- Given passage:
....

This is a genuine power tradeoff: Meshtastic achieves cheaper unicast filtering by including the full destination identifier in the cleartext header, while UMSH accepts a small false-positive rate in exchange for transmitting fewer bytes and not fully exposing node identity to passive observers.

Packet Length and Airtime

Meshtastic’s fixed 16-byte header is transmitted on every packet regardless of content. UMSH’s header includes only the fields needed for the packet type. On a LoRa network, longer packets mean longer airtime, which means nearby nodes must keep their radios active longer to receive each packet — a cost that compounds across all nodes in range, not just the sender.

Repeater Power

Both protocols use flood routing as their primary delivery mechanism, so nodes configured as repeaters must receive and retransmit packets. Transmit is the most power-intensive radio operation on a LoRa node. In practice, repeating is enabled only on dedicated infrastructure nodes; end-user devices are typically configured as non-repeating and incur no forwarding transmit cost.

Meshtastic’s managed flood uses SNR-based contention windows: after receiving a packet, each potential relay waits a random delay inversely proportional to its received SNR before retransmitting. If it hears a better-positioned node retransmit first, it suppresses its own retransmission. This heuristic reduces the number of redundant rebroadcasts compared to simple flooding and saves transmit power across the network.

UMSH’s signal-quality filtering options (minimum RSSI and minimum SNR) allow the original sender to set explicit thresholds: a repeater that received the packet below the threshold must not retransmit it. This gives the sender direct control over which links are used for forwarding, avoiding transmit power wasted on paths unlikely to deliver the packet. Meshtastic’s SNR-based approach is automatic but implicit; UMSH’s approach is explicit but requires the sender to configure appropriate thresholds.

UMSH repeaters do not need to decrypt or verify the payload before forwarding — the MAC layer treats payloads opaquely. Meshtastic repeaters also forward without decryption for channel traffic.

Summary of Design Differences

Meshtastic is a full-featured, batteries-included mesh communication system with a large and active user community. It provides a rich application layer (position sharing, telemetry, store-and-forward, TAK integration), broad hardware support, and an easy on-ramp for non-technical users. Its channel-based encryption model is simple to configure and deploy.

....

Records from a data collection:

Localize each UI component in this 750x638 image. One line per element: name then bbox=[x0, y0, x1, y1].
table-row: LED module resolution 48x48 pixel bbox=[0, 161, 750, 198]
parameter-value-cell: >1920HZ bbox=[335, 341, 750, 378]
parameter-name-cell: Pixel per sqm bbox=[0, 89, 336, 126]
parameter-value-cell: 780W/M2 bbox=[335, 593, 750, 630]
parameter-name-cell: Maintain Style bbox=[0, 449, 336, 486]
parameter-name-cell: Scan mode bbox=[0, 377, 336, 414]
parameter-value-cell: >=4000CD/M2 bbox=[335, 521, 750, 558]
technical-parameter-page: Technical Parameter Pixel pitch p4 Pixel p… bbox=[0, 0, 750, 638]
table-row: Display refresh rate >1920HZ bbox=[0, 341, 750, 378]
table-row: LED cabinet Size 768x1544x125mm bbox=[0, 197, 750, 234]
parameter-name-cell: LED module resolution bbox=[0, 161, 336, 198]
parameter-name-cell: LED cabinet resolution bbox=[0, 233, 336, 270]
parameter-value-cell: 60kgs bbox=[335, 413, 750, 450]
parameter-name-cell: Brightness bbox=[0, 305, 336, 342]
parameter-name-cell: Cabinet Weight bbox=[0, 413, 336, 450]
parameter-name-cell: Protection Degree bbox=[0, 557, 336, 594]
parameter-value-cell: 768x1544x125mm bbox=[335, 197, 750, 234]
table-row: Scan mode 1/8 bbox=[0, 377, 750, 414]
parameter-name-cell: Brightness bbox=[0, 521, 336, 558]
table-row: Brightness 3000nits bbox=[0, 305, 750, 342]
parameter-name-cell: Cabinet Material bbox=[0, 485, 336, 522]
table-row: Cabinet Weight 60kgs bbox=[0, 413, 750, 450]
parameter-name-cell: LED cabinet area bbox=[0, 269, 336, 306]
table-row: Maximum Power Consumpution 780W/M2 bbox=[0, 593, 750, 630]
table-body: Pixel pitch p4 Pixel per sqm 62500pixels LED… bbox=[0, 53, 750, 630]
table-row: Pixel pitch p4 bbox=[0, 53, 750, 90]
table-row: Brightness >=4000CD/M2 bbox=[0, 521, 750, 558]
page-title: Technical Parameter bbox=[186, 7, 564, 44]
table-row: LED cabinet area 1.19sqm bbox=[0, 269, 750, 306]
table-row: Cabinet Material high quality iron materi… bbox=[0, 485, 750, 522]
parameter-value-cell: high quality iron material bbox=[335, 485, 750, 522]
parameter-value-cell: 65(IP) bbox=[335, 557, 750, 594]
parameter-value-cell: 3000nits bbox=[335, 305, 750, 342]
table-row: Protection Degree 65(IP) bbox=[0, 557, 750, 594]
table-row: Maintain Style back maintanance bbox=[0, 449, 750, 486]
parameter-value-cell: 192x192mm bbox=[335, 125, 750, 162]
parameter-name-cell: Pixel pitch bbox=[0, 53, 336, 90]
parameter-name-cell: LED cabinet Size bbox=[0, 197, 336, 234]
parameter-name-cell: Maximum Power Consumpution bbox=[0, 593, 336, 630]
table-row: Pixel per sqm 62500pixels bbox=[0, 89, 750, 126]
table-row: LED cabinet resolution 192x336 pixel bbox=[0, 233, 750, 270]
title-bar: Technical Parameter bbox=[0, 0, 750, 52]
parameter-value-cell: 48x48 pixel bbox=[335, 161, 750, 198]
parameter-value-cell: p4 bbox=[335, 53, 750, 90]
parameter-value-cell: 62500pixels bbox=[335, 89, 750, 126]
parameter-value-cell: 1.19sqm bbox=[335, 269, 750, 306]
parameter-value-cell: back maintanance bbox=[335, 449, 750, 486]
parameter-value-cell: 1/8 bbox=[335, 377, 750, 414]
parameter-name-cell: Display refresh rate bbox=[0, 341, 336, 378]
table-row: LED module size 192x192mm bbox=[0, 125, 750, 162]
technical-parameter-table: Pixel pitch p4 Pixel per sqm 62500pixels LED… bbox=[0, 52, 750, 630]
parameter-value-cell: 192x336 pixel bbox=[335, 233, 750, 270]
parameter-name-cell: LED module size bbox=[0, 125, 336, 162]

....

- Problem statement:
Proceed with the comparison of Meshtastic and UMSH, picking up right after its last sentence.

- Response to the task:
UMSH prioritizes cryptographic robustness, compact encoding, and architectural cleanliness. It authenticates all traffic, provides privacy modes for metadata concealment, and maintains strict layer separation that allows it to carry arbitrary higher-layer protocols.

Key tradeoffs:

  • Authentication: UMSH authenticates every packet. Meshtastic’s channel traffic has no authentication — only PKC direct messages (v2.5+) are authenticated.
  • Privacy: UMSH provides compact addressing hints and opt-in blind modes. Meshtastic exposes full sender and recipient identifiers in cleartext headers on every packet.
  • Identity model: UMSH uses cryptographic public keys as addresses. Meshtastic uses hardware-derived node numbers that are not cryptographically bound to any key.
  • Overhead: Comparable in the common case (~14–26 bytes for UMSH vs ~22 bytes for Meshtastic channel), but UMSH’s overhead includes authentication.
  • Application richness: Meshtastic provides a far richer built-in application layer. UMSH delegates richer functionality to higher-layer protocols.
  • Layer separation: UMSH cleanly separates MAC and application concerns. Meshtastic is a monolithic system where protocol and application are interleaved.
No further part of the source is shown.